> WHAT THE TASK REQUIRES
Say how many lines include the word "UVLO". Reply with nothing but the number.

(Data entries)
________________________

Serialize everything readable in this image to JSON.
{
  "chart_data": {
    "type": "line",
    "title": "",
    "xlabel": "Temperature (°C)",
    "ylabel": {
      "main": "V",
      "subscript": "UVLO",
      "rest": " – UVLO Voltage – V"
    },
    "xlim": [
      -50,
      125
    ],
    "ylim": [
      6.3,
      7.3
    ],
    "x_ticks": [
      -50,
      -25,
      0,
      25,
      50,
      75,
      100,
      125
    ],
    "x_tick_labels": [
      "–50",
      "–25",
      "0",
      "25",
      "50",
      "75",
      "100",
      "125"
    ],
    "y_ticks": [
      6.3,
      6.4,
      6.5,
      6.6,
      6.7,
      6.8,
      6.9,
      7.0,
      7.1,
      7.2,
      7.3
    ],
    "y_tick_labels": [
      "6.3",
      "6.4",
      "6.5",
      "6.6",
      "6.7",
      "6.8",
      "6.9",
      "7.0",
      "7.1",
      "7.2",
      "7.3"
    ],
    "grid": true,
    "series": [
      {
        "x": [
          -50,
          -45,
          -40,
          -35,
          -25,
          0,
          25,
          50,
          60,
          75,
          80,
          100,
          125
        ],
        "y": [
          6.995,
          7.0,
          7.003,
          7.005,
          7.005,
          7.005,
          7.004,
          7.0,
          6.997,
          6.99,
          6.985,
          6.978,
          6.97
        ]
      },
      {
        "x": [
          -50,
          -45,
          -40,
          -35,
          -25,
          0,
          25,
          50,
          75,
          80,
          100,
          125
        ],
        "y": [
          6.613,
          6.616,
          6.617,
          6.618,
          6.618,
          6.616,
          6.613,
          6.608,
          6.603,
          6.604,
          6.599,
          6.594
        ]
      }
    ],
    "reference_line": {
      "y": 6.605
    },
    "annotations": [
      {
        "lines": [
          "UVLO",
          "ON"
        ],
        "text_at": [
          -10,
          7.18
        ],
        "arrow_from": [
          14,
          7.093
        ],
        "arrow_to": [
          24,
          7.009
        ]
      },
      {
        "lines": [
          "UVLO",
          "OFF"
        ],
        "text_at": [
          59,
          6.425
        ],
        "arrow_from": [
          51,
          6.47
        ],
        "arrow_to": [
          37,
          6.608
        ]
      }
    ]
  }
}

________________________

> CORRECT OUTPUT
4